WORK INSTRUCTIONS =
Where a line holds the word "Lens", copy that line.

GIVEN DATA =
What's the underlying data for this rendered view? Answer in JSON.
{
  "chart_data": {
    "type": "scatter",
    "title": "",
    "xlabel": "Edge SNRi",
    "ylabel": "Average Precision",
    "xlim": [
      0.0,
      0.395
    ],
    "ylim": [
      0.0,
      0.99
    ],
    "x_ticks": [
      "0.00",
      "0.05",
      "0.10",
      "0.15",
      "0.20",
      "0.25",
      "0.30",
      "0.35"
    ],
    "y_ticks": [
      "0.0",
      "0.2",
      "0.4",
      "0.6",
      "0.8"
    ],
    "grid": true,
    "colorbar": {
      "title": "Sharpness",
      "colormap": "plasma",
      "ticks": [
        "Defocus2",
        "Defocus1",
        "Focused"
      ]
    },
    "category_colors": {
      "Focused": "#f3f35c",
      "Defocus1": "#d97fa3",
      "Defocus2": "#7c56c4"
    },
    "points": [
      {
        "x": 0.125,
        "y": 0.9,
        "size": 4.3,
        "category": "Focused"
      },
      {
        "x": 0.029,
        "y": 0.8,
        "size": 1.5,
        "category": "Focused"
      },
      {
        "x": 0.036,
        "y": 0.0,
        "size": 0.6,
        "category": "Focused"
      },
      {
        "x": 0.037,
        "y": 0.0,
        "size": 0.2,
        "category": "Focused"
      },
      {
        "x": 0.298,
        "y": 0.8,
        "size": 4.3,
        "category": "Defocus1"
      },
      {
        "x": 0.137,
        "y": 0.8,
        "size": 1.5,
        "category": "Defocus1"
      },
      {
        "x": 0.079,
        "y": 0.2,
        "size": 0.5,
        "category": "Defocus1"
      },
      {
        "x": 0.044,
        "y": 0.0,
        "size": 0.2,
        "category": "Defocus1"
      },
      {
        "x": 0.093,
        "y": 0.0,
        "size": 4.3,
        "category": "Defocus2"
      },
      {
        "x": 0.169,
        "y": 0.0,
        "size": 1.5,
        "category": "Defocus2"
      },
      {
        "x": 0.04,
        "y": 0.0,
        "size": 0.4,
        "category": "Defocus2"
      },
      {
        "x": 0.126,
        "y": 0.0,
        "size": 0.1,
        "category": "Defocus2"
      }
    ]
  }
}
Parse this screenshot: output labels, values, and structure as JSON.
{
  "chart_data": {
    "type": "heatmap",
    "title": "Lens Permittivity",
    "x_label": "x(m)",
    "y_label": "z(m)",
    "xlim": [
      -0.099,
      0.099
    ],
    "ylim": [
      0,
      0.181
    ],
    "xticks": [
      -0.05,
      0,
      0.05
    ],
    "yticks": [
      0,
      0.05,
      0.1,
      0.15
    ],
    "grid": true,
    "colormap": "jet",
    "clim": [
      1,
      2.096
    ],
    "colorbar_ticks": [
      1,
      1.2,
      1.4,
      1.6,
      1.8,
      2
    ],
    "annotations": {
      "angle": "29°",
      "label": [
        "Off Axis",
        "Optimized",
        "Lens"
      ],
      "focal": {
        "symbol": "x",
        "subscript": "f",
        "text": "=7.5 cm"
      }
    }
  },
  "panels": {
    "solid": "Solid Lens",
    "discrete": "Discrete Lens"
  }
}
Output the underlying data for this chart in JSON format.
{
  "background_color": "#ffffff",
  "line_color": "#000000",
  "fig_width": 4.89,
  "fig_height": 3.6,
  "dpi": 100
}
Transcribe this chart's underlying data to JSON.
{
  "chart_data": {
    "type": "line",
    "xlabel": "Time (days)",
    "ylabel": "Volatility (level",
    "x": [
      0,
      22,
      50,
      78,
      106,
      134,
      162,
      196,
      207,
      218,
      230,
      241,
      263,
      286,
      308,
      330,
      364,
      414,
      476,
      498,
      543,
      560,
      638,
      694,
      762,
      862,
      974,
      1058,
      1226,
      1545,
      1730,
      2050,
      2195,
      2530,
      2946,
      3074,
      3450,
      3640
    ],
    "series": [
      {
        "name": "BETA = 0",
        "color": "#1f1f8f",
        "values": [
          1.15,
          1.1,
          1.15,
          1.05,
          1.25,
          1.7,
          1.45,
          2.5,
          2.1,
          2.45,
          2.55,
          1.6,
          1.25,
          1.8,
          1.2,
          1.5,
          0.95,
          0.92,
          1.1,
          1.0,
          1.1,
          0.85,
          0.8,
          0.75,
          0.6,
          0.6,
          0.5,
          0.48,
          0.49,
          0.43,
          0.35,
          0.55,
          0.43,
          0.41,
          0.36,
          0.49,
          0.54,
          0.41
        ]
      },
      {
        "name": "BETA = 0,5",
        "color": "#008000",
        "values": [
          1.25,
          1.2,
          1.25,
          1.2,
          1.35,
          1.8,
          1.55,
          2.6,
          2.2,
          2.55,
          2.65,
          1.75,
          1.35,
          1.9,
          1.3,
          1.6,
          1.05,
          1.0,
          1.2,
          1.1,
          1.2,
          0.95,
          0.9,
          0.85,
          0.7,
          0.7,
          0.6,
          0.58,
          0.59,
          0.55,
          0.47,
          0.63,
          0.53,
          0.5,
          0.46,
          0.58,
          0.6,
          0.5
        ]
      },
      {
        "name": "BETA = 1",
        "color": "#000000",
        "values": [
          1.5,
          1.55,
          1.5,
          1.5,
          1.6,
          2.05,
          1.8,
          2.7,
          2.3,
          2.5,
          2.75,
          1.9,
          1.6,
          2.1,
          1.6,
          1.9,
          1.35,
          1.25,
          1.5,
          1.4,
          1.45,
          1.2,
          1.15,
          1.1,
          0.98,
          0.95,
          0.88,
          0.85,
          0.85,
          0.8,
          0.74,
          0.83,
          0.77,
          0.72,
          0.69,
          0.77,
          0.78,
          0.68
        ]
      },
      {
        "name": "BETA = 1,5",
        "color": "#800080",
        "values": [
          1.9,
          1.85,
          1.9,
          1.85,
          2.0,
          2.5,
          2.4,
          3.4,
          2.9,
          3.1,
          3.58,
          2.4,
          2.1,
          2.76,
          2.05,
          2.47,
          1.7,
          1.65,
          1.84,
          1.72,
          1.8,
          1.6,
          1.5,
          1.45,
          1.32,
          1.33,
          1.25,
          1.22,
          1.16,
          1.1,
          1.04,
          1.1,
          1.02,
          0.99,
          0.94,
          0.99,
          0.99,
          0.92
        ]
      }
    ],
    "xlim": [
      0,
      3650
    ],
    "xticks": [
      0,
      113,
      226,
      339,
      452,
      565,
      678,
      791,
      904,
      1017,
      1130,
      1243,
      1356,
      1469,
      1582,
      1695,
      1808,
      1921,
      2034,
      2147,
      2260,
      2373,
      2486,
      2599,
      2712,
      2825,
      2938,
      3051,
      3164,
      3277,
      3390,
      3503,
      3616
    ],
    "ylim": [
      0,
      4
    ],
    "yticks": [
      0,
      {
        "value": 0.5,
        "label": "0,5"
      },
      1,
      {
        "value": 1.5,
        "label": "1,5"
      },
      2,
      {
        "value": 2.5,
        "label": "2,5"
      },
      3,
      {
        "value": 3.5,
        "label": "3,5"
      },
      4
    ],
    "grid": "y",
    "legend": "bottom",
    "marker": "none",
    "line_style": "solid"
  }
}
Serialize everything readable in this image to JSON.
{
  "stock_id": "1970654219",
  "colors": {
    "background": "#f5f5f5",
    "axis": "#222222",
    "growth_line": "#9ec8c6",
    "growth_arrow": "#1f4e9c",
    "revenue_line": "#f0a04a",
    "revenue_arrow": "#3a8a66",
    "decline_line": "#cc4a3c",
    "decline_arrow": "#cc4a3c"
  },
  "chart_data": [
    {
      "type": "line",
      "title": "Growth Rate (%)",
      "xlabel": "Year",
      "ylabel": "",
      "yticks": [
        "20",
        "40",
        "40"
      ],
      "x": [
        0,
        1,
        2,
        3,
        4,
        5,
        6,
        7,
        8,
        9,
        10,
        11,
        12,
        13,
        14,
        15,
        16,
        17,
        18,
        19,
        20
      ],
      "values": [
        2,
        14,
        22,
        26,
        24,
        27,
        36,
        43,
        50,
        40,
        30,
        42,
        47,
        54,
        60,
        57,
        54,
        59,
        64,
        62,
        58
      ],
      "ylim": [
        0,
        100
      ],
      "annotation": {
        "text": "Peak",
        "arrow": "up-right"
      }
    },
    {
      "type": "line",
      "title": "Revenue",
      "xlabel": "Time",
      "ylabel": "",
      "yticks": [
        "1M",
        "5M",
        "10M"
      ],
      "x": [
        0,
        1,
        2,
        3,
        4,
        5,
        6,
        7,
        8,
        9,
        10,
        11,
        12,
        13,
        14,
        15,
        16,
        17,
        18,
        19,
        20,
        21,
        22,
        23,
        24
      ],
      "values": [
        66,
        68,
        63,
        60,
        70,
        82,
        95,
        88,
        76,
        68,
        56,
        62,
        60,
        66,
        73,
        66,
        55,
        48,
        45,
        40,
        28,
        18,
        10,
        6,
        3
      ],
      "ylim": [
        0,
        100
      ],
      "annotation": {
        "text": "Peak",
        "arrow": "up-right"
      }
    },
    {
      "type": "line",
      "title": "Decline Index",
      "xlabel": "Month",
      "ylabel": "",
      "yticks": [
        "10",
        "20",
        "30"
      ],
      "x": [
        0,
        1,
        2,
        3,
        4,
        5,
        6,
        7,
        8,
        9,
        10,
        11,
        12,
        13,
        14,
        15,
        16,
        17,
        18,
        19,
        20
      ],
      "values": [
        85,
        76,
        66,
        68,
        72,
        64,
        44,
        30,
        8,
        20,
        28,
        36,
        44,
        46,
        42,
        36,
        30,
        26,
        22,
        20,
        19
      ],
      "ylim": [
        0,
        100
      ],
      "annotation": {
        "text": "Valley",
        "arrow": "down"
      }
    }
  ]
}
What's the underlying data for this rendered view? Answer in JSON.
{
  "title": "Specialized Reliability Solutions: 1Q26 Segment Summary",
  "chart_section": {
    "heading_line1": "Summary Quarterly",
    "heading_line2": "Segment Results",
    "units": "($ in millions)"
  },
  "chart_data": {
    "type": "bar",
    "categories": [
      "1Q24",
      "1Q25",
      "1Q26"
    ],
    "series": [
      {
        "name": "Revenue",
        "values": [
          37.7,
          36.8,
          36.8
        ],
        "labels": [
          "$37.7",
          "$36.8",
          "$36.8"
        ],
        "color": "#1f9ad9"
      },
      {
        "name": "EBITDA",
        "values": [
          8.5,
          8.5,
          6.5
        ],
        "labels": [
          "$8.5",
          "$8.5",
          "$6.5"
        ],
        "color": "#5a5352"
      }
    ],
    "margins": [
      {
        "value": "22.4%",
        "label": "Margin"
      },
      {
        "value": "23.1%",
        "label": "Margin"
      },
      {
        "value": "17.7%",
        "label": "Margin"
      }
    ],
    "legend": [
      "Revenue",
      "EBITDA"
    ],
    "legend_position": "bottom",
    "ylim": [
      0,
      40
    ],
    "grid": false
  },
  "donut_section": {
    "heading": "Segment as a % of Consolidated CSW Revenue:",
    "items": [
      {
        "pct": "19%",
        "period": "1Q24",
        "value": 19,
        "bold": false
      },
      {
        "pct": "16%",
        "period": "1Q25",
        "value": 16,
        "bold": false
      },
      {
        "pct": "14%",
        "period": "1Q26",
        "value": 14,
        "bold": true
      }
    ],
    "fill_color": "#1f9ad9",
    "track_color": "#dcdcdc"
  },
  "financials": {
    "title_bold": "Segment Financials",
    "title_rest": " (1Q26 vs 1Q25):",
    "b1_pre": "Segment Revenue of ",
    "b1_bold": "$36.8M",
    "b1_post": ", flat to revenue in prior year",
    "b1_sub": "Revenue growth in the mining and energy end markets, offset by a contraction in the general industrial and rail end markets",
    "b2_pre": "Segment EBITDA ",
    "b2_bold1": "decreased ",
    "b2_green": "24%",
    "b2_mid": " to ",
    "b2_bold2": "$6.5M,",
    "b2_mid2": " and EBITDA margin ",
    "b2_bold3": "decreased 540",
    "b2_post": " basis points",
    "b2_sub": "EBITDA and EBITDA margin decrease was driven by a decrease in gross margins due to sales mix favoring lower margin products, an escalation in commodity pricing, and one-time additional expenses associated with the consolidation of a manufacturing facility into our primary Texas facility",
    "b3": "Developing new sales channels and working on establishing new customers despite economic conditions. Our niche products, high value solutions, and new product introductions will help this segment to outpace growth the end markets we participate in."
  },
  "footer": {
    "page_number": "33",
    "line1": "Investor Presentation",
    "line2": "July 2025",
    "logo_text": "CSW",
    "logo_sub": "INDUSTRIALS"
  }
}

ANSWER TO THE PROBLEM =
    "title": "Lens Permittivity",
        "Lens"
    "solid": "Solid Lens",
    "discrete": "Discrete Lens"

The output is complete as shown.